### Exercise directions
Retype the whole listing verbatim and keep the pictures out of it.

### Records shown
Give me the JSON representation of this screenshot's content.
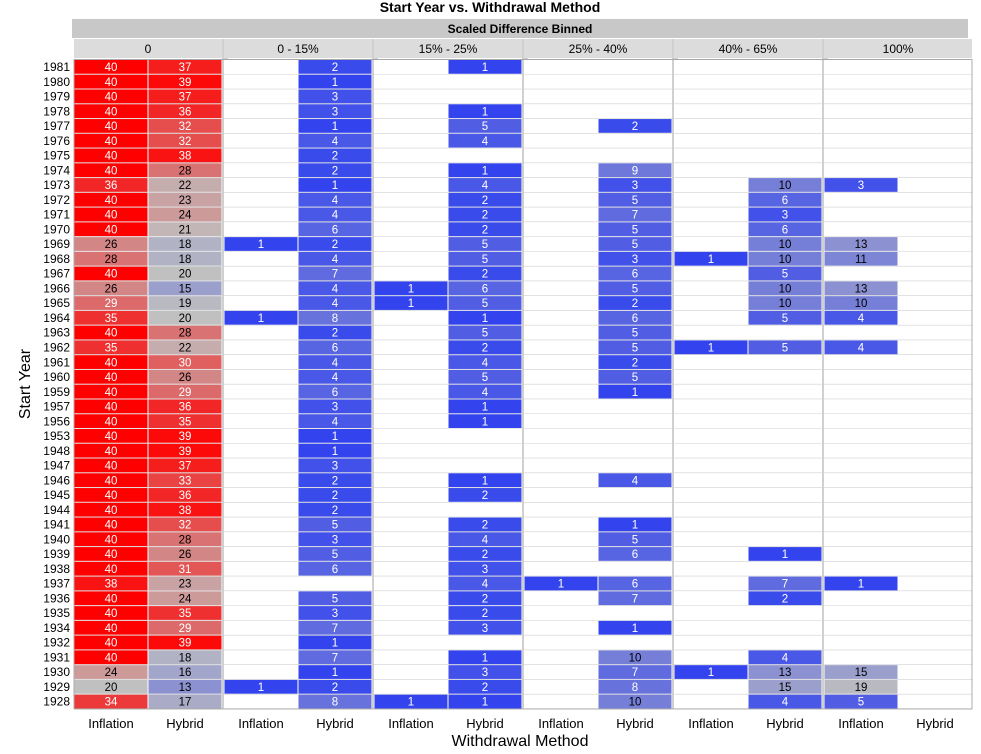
{
  "chart_data": {
    "type": "heatmap",
    "title": "Start Year vs. Withdrawal Method",
    "group_header": "Scaled Difference Binned",
    "xlabel": "Withdrawal Method",
    "ylabel": "Start Year",
    "bins": [
      "0",
      "0 - 15%",
      "15% - 25%",
      "25% - 40%",
      "40% - 65%",
      "100%"
    ],
    "methods": [
      "Inflation",
      "Hybrid"
    ],
    "years": [
      "1981",
      "1980",
      "1979",
      "1978",
      "1977",
      "1976",
      "1975",
      "1974",
      "1973",
      "1972",
      "1971",
      "1970",
      "1969",
      "1968",
      "1967",
      "1966",
      "1965",
      "1964",
      "1963",
      "1962",
      "1961",
      "1960",
      "1959",
      "1957",
      "1956",
      "1953",
      "1948",
      "1947",
      "1946",
      "1945",
      "1944",
      "1941",
      "1940",
      "1939",
      "1938",
      "1937",
      "1936",
      "1935",
      "1934",
      "1932",
      "1931",
      "1930",
      "1929",
      "1928"
    ],
    "cells": {
      "0": {
        "Inflation": [
          40,
          40,
          40,
          40,
          40,
          40,
          40,
          40,
          36,
          40,
          40,
          40,
          26,
          28,
          40,
          26,
          29,
          35,
          40,
          35,
          40,
          40,
          40,
          40,
          40,
          40,
          40,
          40,
          40,
          40,
          40,
          40,
          40,
          40,
          40,
          38,
          40,
          40,
          40,
          40,
          40,
          24,
          20,
          34
        ],
        "Hybrid": [
          37,
          39,
          37,
          36,
          32,
          32,
          38,
          28,
          22,
          23,
          24,
          21,
          18,
          18,
          20,
          15,
          19,
          20,
          28,
          22,
          30,
          26,
          29,
          36,
          35,
          39,
          39,
          37,
          33,
          36,
          38,
          32,
          28,
          26,
          31,
          23,
          24,
          35,
          29,
          39,
          18,
          16,
          13,
          17
        ]
      },
      "0 - 15%": {
        "Inflation": [
          null,
          null,
          null,
          null,
          null,
          null,
          null,
          null,
          null,
          null,
          null,
          null,
          1,
          null,
          null,
          null,
          null,
          1,
          null,
          null,
          null,
          null,
          null,
          null,
          null,
          null,
          null,
          null,
          null,
          null,
          null,
          null,
          null,
          null,
          null,
          null,
          null,
          null,
          null,
          null,
          null,
          null,
          1,
          null
        ],
        "Hybrid": [
          2,
          1,
          3,
          3,
          1,
          4,
          2,
          2,
          1,
          4,
          4,
          6,
          2,
          4,
          7,
          4,
          4,
          8,
          2,
          6,
          4,
          4,
          6,
          3,
          4,
          1,
          1,
          3,
          2,
          2,
          2,
          5,
          3,
          5,
          6,
          null,
          5,
          3,
          7,
          1,
          7,
          1,
          2,
          8
        ]
      },
      "15% - 25%": {
        "Inflation": [
          null,
          null,
          null,
          null,
          null,
          null,
          null,
          null,
          null,
          null,
          null,
          null,
          null,
          null,
          null,
          1,
          1,
          null,
          null,
          null,
          null,
          null,
          null,
          null,
          null,
          null,
          null,
          null,
          null,
          null,
          null,
          null,
          null,
          null,
          null,
          null,
          null,
          null,
          null,
          null,
          null,
          null,
          null,
          1
        ],
        "Hybrid": [
          1,
          null,
          null,
          1,
          5,
          4,
          null,
          1,
          4,
          2,
          2,
          2,
          5,
          5,
          2,
          6,
          5,
          1,
          5,
          2,
          4,
          5,
          4,
          1,
          1,
          null,
          null,
          null,
          1,
          2,
          null,
          2,
          4,
          2,
          3,
          4,
          2,
          2,
          3,
          null,
          1,
          3,
          2,
          1
        ]
      },
      "25% - 40%": {
        "Inflation": [
          null,
          null,
          null,
          null,
          null,
          null,
          null,
          null,
          null,
          null,
          null,
          null,
          null,
          null,
          null,
          null,
          null,
          null,
          null,
          null,
          null,
          null,
          null,
          null,
          null,
          null,
          null,
          null,
          null,
          null,
          null,
          null,
          null,
          null,
          null,
          1,
          null,
          null,
          null,
          null,
          null,
          null,
          null,
          null
        ],
        "Hybrid": [
          null,
          null,
          null,
          null,
          2,
          null,
          null,
          9,
          3,
          5,
          7,
          5,
          5,
          3,
          6,
          5,
          2,
          6,
          5,
          5,
          2,
          5,
          1,
          null,
          null,
          null,
          null,
          null,
          4,
          null,
          null,
          1,
          5,
          6,
          null,
          6,
          7,
          null,
          1,
          null,
          10,
          7,
          8,
          10
        ]
      },
      "40% - 65%": {
        "Inflation": [
          null,
          null,
          null,
          null,
          null,
          null,
          null,
          null,
          null,
          null,
          null,
          null,
          null,
          1,
          null,
          null,
          null,
          null,
          null,
          1,
          null,
          null,
          null,
          null,
          null,
          null,
          null,
          null,
          null,
          null,
          null,
          null,
          null,
          null,
          null,
          null,
          null,
          null,
          null,
          null,
          null,
          1,
          null,
          null
        ],
        "Hybrid": [
          null,
          null,
          null,
          null,
          null,
          null,
          null,
          null,
          10,
          6,
          3,
          6,
          10,
          10,
          5,
          10,
          10,
          5,
          null,
          5,
          null,
          null,
          null,
          null,
          null,
          null,
          null,
          null,
          null,
          null,
          null,
          null,
          null,
          1,
          null,
          7,
          2,
          null,
          null,
          null,
          4,
          13,
          15,
          4
        ]
      },
      "100%": {
        "Inflation": [
          null,
          null,
          null,
          null,
          null,
          null,
          null,
          null,
          3,
          null,
          null,
          null,
          13,
          11,
          null,
          13,
          10,
          4,
          null,
          4,
          null,
          null,
          null,
          null,
          null,
          null,
          null,
          null,
          null,
          null,
          null,
          null,
          null,
          null,
          null,
          1,
          null,
          null,
          null,
          null,
          null,
          15,
          19,
          5
        ],
        "Hybrid": [
          null,
          null,
          null,
          null,
          null,
          null,
          null,
          null,
          null,
          null,
          null,
          null,
          null,
          null,
          null,
          null,
          null,
          null,
          null,
          null,
          null,
          null,
          null,
          null,
          null,
          null,
          null,
          null,
          null,
          null,
          null,
          null,
          null,
          null,
          null,
          null,
          null,
          null,
          null,
          null,
          null,
          null,
          null,
          null
        ]
      }
    },
    "color_scale": {
      "low": "#3344ee",
      "mid": "#c0c0c0",
      "high": "#ff0000",
      "low_value": 1,
      "mid_value": 20,
      "high_value": 40
    }
  }
}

### Reply to the exercise
Give me the JSON representation of this screenshot's content.
{
  "chart_data": {
    "type": "heatmap",
    "title": "Start Year vs. Withdrawal Method",
    "group_header": "Scaled Difference Binned",
    "xlabel": "Withdrawal Method",
    "ylabel": "Start Year",
    "bins": [
      "0",
      "0 - 15%",
      "15% - 25%",
      "25% - 40%",
      "40% - 65%",
      "100%"
    ],
    "methods": [
      "Inflation",
      "Hybrid"
    ],
    "years": [
      "1981",
      "1980",
      "1979",
      "1978",
      "1977",
      "1976",
      "1975",
      "1974",
      "1973",
      "1972",
      "1971",
      "1970",
      "1969",
      "1968",
      "1967",
      "1966",
      "1965",
      "1964",
      "1963",
      "1962",
      "1961",
      "1960",
      "1959",
      "1957",
      "1956",
      "1953",
      "1948",
      "1947",
      "1946",
      "1945",
      "1944",
      "1941",
      "1940",
      "1939",
      "1938",
      "1937",
      "1936",
      "1935",
      "1934",
      "1932",
      "1931",
      "1930",
      "1929",
      "1928"
    ],
    "cells": {
      "0": {
        "Inflation": [
          40,
          40,
          40,
          40,
          40,
          40,
          40,
          40,
          36,
          40,
          40,
          40,
          26,
          28,
          40,
          26,
          29,
          35,
          40,
          35,
          40,
          40,
          40,
          40,
          40,
          40,
          40,
          40,
          40,
          40,
          40,
          40,
          40,
          40,
          40,
          38,
          40,
          40,
          40,
          40,
          40,
          24,
          20,
          34
        ],
        "Hybrid": [
          37,
          39,
          37,
          36,
          32,
          32,
          38,
          28,
          22,
          23,
          24,
          21,
          18,
          18,
          20,
          15,
          19,
          20,
          28,
          22,
          30,
          26,
          29,
          36,
          35,
          39,
          39,
          37,
          33,
          36,
          38,
          32,
          28,
          26,
          31,
          23,
          24,
          35,
          29,
          39,
          18,
          16,
          13,
          17
        ]
      },
      "0 - 15%": {
        "Inflation": [
          null,
          null,
          null,
          null,
          null,
          null,
          null,
          null,
          null,
          null,
          null,
          null,
          1,
          null,
          null,
          null,
          null,
          1,
          null,
          null,
          null,
          null,
          null,
          null,
          null,
          null,
          null,
          null,
          null,
          null,
          null,
          null,
          null,
          null,
          null,
          null,
          null,
          null,
          null,
          null,
          null,
          null,
          1,
          null
        ],
        "Hybrid": [
          2,
          1,
          3,
          3,
          1,
          4,
          2,
          2,
          1,
          4,
          4,
          6,
          2,
          4,
          7,
          4,
          4,
          8,
          2,
          6,
          4,
          4,
          6,
          3,
          4,
          1,
          1,
          3,
          2,
          2,
          2,
          5,
          3,
          5,
          6,
          null,
          5,
          3,
          7,
          1,
          7,
          1,
          2,
          8
        ]
      },
      "15% - 25%": {
        "Inflation": [
          null,
          null,
          null,
          null,
          null,
          null,
          null,
          null,
          null,
          null,
          null,
          null,
          null,
          null,
          null,
          1,
          1,
          null,
          null,
          null,
          null,
          null,
          null,
          null,
          null,
          null,
          null,
          null,
          null,
          null,
          null,
          null,
          null,
          null,
          null,
          null,
          null,
          null,
          null,
          null,
          null,
          null,
          null,
          1
        ],
        "Hybrid": [
          1,
          null,
          null,
          1,
          5,
          4,
          null,
          1,
          4,
          2,
          2,
          2,
          5,
          5,
          2,
          6,
          5,
          1,
          5,
          2,
          4,
          5,
          4,
          1,
          1,
          null,
          null,
          null,
          1,
          2,
          null,
          2,
          4,
          2,
          3,
          4,
          2,
          2,
          3,
          null,
          1,
          3,
          2,
          1
        ]
      },
      "25% - 40%": {
        "Inflation": [
          null,
          null,
          null,
          null,
          null,
          null,
          null,
          null,
          null,
          null,
          null,
          null,
          null,
          null,
          null,
          null,
          null,
          null,
          null,
          null,
          null,
          null,
          null,
          null,
          null,
          null,
          null,
          null,
          null,
          null,
          null,
          null,
          null,
          null,
          null,
          1,
          null,
          null,
          null,
          null,
          null,
          null,
          null,
          null
        ],
        "Hybrid": [
          null,
          null,
          null,
          null,
          2,
          null,
          null,
          9,
          3,
          5,
          7,
          5,
          5,
          3,
          6,
          5,
          2,
          6,
          5,
          5,
          2,
          5,
          1,
          null,
          null,
          null,
          null,
          null,
          4,
          null,
          null,
          1,
          5,
          6,
          null,
          6,
          7,
          null,
          1,
          null,
          10,
          7,
          8,
          10
        ]
      },
      "40% - 65%": {
        "Inflation": [
          null,
          null,
          null,
          null,
          null,
          null,
          null,
          null,
          null,
          null,
          null,
          null,
          null,
          1,
          null,
          null,
          null,
          null,
          null,
          1,
          null,
          null,
          null,
          null,
          null,
          null,
          null,
          null,
          null,
          null,
          null,
          null,
          null,
          null,
          null,
          null,
          null,
          null,
          null,
          null,
          null,
          1,
          null,
          null
        ],
        "Hybrid": [
          null,
          null,
          null,
          null,
          null,
          null,
          null,
          null,
          10,
          6,
          3,
          6,
          10,
          10,
          5,
          10,
          10,
          5,
          null,
          5,
          null,
          null,
          null,
          null,
          null,
          null,
          null,
          null,
          null,
          null,
          null,
          null,
          null,
          1,
          null,
          7,
          2,
          null,
          null,
          null,
          4,
          13,
          15,
          4
        ]
      },
      "100%": {
        "Inflation": [
          null,
          null,
          null,
          null,
          null,
          null,
          null,
          null,
          3,
          null,
          null,
          null,
          13,
          11,
          null,
          13,
          10,
          4,
          null,
          4,
          null,
          null,
          null,
          null,
          null,
          null,
          null,
          null,
          null,
          null,
          null,
          null,
          null,
          null,
          null,
          1,
          null,
          null,
          null,
          null,
          null,
          15,
          19,
          5
        ],
        "Hybrid": [
          null,
          null,
          null,
          null,
          null,
          null,
          null,
          null,
          null,
          null,
          null,
          null,
          null,
          null,
          null,
          null,
          null,
          null,
          null,
          null,
          null,
          null,
          null,
          null,
          null,
          null,
          null,
          null,
          null,
          null,
          null,
          null,
          null,
          null,
          null,
          null,
          null,
          null,
          null,
          null,
          null,
          null,
          null,
          null
        ]
      }
    },
    "color_scale": {
      "low": "#3344ee",
      "mid": "#c0c0c0",
      "high": "#ff0000",
      "low_value": 1,
      "mid_value": 20,
      "high_value": 40
    }
  }
}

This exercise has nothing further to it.